* **The request**
Pick out all lines in the listing holding the string "Allah" and copy them.

○ ○ ○ ○ ○ ○ ○

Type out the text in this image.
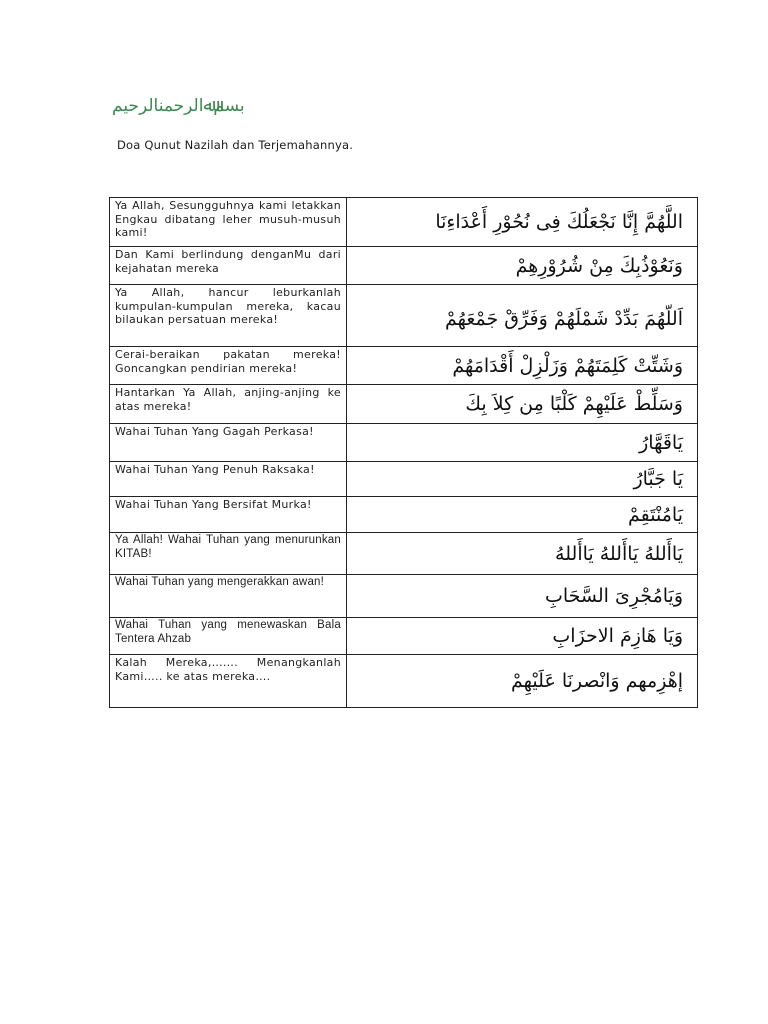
بسمﷲالرحمنالرحيم
Doa Qunut Nazilah dan Terjemahannya.
Ya Allah, Sesungguhnya kami letakkan Engkau dibatang leher musuh-musuh kami!	اللَّهُمَّ إِنَّا نَجْعَلُكَ فِى نُحُوْرِ أَعْدَاءِنَا
Dan Kami berlindung denganMu dari kejahatan mereka	وَنَعُوْذُبِكَ مِنْ شُرُوْرِهِمْ
Ya Allah, hancur leburkanlah kumpulan-kumpulan mereka, kacau bilaukan persatuan mereka!	اَللّهُمَ بَدِّدْ شَمْلَهُمْ وَفَرِّقْ جَمْعَهُمْ
Cerai-beraikan pakatan mereka! Goncangkan pendirian mereka!	وَشَتِّتْ كَلِمَتَهُمْ وَزَلْزِلْ أَقْدَامَهُمْ
Hantarkan Ya Allah, anjing-anjing ke atas mereka!	وَسَلِّطْ عَلَيْهِمْ كَلْبًا مِن كِلاَ بِكَ
Wahai Tuhan Yang Gagah Perkasa!	يَاقَهَّارُ
Wahai Tuhan Yang Penuh Raksaka!	يَا جَبَّارُ
Wahai Tuhan Yang Bersifat Murka!	يَامُنْتَقِمْ
Ya Allah! Wahai Tuhan yang menurunkan KITAB!	يَاأَللهُ يَاأَللهُ يَاأَللهُ
Wahai Tuhan yang mengerakkan awan!	وَيَامُجْرِىَ السَّحَابِ
Wahai Tuhan yang menewaskan Bala Tentera Ahzab	وَيَا هَازِمَ الاحزَابِ
Kalah Mereka,……. Menangkanlah Kami….. ke atas mereka….	إهْزِمهم وَانْصرنَا عَلَيْهِمْ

○ ○ ○ ○ ○ ○ ○

* **Exercise answer**
Ya Allah, Sesungguhnya kami letakkan Engkau dibatang leher musuh-musuh kami!	اللَّهُمَّ إِنَّا نَجْعَلُكَ فِى نُحُوْرِ أَعْدَاءِنَا
Ya Allah, hancur leburkanlah kumpulan-kumpulan mereka, kacau bilaukan persatuan mereka!	اَللّهُمَ بَدِّدْ شَمْلَهُمْ وَفَرِّقْ جَمْعَهُمْ
Hantarkan Ya Allah, anjing-anjing ke atas mereka!	وَسَلِّطْ عَلَيْهِمْ كَلْبًا مِن كِلاَ بِكَ
Ya Allah! Wahai Tuhan yang menurunkan KITAB!	يَاأَللهُ يَاأَللهُ يَاأَللهُ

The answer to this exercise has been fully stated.